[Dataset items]
· · · · · · ·
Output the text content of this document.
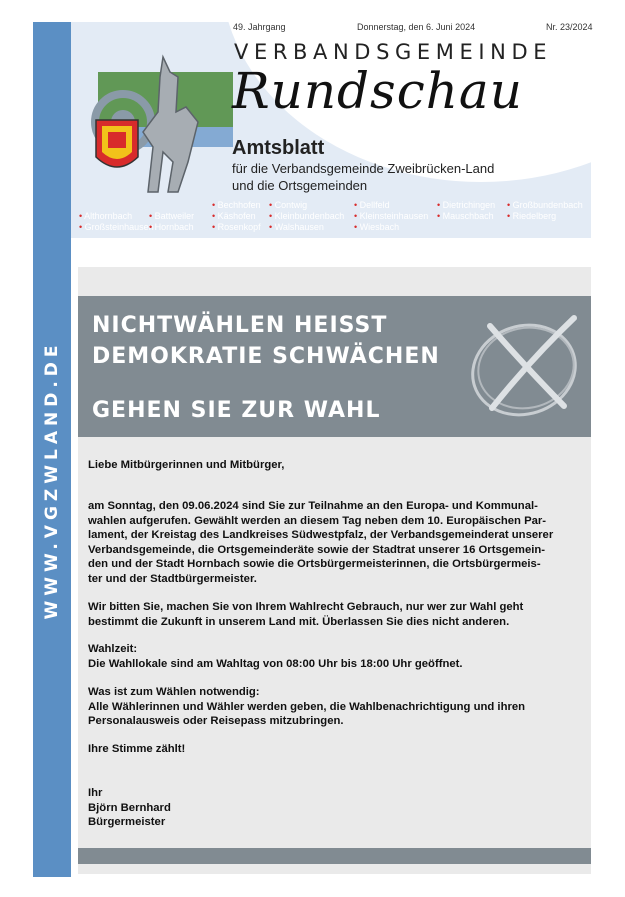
WWW.VGZWLAND.DE
49. Jahrgang	Donnerstag, den 6. Juni 2024	Nr. 23/2024
VERBANDSGEMEINDE
Rundschau
Amtsblatt
für die Verbandsgemeinde Zweibrücken-Land
und die Ortsgemeinden
• Althornbach
• Großsteinhausen
• Battweiler
• Hornbach
• Bechhofen
• Käshofen
• Rosenkopf
• Contwig
• Kleinbundenbach
• Walshausen
• Dellfeld
• Kleinsteinhausen
• Wiesbach
• Dietrichingen
• Mauschbach
• Großbundenbach
• Riedelberg
NICHTWÄHLEN HEISST
DEMOKRATIE SCHWÄCHEN
GEHEN SIE ZUR WAHL
Liebe Mitbürgerinnen und Mitbürger,

am Sonntag, den 09.06.2024 sind Sie zur Teilnahme an den Europa- und Kommunal-

wahlen aufgerufen. Gewählt werden an diesem Tag neben dem 10. Europäischen Par-

lament, der Kreistag des Landkreises Südwestpfalz, der Verbandsgemeinderat unserer

Verbandsgemeinde, die Ortsgemeinderäte sowie der Stadtrat unserer 16 Ortsgemein-

den und der Stadt Hornbach sowie die Ortsbürgermeisterinnen, die Ortsbürgermeis-

ter und der Stadtbürgermeister.

Wir bitten Sie, machen Sie von Ihrem Wahlrecht Gebrauch, nur wer zur Wahl geht

bestimmt die Zukunft in unserem Land mit. Überlassen Sie dies nicht anderen.

Wahlzeit:

Die Wahllokale sind am Wahltag von 08:00 Uhr bis 18:00 Uhr geöffnet.

Was ist zum Wählen notwendig:

Alle Wählerinnen und Wähler werden geben, die Wahlbenachrichtigung und ihren

Personalausweis oder Reisepass mitzubringen.

Ihre Stimme zählt!

Ihr

Björn Bernhard

Bürgermeister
· · · · · · ·
Do this - All of the entries above should be duplicated exactly, except for the pictures.

Worked answer -
Output the text content of this document.
WWW.VGZWLAND.DE
49. Jahrgang	Donnerstag, den 6. Juni 2024	Nr. 23/2024
VERBANDSGEMEINDE
Rundschau
Amtsblatt
für die Verbandsgemeinde Zweibrücken-Land
und die Ortsgemeinden
• Althornbach
• Großsteinhausen
• Battweiler
• Hornbach
• Bechhofen
• Käshofen
• Rosenkopf
• Contwig
• Kleinbundenbach
• Walshausen
• Dellfeld
• Kleinsteinhausen
• Wiesbach
• Dietrichingen
• Mauschbach
• Großbundenbach
• Riedelberg
NICHTWÄHLEN HEISST
DEMOKRATIE SCHWÄCHEN
GEHEN SIE ZUR WAHL
Liebe Mitbürgerinnen und Mitbürger,

am Sonntag, den 09.06.2024 sind Sie zur Teilnahme an den Europa- und Kommunal-

wahlen aufgerufen. Gewählt werden an diesem Tag neben dem 10. Europäischen Par-

lament, der Kreistag des Landkreises Südwestpfalz, der Verbandsgemeinderat unserer

Verbandsgemeinde, die Ortsgemeinderäte sowie der Stadtrat unserer 16 Ortsgemein-

den und der Stadt Hornbach sowie die Ortsbürgermeisterinnen, die Ortsbürgermeis-

ter und der Stadtbürgermeister.

Wir bitten Sie, machen Sie von Ihrem Wahlrecht Gebrauch, nur wer zur Wahl geht

bestimmt die Zukunft in unserem Land mit. Überlassen Sie dies nicht anderen.

Wahlzeit:

Die Wahllokale sind am Wahltag von 08:00 Uhr bis 18:00 Uhr geöffnet.

Was ist zum Wählen notwendig:

Alle Wählerinnen und Wähler werden geben, die Wahlbenachrichtigung und ihren

Personalausweis oder Reisepass mitzubringen.

Ihre Stimme zählt!

Ihr

Björn Bernhard

Bürgermeister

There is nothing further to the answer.